> **GIVEN PROBLEM**:
In the records below, tally every line containing "anti". Report only the total.

(Stored data entries)

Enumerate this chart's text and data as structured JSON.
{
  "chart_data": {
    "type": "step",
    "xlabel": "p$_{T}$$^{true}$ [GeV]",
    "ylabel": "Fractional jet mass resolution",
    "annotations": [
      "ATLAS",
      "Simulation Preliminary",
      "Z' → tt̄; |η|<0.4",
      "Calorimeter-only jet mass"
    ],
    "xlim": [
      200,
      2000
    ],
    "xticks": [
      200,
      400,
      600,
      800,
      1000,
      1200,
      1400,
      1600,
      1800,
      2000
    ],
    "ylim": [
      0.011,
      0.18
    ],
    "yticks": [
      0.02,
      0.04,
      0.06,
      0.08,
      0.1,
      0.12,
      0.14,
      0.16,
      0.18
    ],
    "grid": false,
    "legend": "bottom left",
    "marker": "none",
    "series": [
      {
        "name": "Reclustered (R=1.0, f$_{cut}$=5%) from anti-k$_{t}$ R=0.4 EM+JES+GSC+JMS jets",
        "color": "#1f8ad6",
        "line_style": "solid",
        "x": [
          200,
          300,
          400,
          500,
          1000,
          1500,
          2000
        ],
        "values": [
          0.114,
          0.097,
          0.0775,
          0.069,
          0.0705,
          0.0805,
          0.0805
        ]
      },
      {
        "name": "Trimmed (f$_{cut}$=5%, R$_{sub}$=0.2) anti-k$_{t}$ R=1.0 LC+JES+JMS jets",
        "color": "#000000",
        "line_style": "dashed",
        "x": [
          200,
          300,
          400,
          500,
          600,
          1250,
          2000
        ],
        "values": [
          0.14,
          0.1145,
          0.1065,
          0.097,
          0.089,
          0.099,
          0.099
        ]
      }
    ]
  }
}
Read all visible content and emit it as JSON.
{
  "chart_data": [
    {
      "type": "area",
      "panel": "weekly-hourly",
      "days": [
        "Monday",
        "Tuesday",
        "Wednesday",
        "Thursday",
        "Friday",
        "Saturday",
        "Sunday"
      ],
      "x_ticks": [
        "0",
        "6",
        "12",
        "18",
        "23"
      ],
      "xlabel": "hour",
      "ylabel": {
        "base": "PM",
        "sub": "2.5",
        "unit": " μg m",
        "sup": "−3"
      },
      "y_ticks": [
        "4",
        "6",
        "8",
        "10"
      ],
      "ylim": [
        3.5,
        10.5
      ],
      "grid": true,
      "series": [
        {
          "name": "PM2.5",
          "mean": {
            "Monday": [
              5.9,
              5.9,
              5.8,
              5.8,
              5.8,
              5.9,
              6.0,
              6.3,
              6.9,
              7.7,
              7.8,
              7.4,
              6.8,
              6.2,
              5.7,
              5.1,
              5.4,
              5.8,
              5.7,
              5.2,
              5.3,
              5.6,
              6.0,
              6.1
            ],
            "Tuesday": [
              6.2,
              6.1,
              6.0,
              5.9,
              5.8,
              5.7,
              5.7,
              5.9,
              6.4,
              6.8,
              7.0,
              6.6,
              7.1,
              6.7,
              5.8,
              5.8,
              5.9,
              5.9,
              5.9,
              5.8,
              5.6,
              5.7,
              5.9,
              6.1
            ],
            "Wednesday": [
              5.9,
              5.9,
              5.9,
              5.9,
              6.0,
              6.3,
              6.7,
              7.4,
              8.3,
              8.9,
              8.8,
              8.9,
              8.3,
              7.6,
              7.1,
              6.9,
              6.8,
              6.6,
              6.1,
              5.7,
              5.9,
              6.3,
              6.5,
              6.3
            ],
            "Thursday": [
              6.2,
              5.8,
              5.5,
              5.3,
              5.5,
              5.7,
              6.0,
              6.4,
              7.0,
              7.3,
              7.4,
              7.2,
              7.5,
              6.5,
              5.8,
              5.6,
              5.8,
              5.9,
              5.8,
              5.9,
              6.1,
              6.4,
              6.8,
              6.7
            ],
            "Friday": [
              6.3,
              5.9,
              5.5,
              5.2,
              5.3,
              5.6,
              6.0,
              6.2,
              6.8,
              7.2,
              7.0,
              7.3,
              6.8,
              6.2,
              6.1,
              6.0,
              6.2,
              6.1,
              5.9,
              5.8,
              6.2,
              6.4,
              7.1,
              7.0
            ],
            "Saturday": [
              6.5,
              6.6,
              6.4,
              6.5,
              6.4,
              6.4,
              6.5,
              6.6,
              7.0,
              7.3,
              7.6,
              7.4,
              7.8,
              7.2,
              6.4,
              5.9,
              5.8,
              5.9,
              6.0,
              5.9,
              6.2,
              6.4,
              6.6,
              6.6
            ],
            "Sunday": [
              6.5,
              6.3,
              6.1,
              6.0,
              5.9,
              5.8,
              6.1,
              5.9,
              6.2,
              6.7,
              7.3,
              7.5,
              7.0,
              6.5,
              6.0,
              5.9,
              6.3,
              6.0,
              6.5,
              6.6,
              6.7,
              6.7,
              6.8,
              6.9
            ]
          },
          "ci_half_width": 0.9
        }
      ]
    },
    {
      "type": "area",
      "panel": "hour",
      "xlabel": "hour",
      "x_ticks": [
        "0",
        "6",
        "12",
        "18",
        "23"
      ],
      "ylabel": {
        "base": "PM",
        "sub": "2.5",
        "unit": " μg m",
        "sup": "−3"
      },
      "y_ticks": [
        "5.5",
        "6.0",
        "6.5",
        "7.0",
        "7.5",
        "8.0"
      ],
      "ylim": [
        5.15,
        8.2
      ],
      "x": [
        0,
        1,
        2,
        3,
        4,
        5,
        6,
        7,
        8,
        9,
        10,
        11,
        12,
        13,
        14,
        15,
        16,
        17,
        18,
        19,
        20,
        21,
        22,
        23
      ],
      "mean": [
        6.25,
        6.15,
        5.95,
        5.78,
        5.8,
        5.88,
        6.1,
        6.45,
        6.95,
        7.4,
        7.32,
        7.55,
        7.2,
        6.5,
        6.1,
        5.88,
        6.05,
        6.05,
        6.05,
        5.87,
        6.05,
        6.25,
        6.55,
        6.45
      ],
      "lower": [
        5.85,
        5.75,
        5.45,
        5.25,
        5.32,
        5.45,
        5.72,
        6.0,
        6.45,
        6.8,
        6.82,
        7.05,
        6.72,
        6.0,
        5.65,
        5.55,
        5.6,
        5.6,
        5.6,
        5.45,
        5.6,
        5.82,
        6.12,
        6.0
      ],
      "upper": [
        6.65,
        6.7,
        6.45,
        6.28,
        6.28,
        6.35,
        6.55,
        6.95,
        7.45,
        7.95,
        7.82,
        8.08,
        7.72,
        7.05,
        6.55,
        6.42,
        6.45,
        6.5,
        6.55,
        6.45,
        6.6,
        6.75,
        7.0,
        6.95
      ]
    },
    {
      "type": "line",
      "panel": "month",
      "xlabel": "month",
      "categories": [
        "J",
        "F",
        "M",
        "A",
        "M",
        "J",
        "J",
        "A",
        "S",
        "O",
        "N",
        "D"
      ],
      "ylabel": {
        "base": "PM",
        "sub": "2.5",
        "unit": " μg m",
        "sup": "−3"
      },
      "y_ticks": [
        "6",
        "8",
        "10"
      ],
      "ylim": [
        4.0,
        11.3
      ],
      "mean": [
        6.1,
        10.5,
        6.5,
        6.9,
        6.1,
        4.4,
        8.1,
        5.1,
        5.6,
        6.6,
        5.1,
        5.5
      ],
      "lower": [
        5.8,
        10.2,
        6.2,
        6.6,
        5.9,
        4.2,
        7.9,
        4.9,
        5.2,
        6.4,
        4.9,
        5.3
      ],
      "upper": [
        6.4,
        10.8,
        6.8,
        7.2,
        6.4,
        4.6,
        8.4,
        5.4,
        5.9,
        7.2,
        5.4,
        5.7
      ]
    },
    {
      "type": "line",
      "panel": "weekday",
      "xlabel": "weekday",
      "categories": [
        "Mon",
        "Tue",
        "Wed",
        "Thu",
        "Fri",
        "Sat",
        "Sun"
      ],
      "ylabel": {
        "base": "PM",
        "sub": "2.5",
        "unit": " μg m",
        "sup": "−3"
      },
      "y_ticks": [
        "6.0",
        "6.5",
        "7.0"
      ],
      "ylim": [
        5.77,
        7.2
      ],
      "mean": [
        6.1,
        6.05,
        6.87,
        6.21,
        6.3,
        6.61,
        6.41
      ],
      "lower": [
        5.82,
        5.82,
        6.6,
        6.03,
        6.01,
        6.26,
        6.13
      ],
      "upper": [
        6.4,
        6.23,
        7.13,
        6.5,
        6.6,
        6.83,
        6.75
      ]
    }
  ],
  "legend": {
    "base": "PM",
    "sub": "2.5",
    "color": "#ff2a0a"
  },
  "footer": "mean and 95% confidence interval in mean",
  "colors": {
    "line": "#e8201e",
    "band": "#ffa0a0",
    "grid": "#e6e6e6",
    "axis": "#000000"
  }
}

> **RESULT**:
2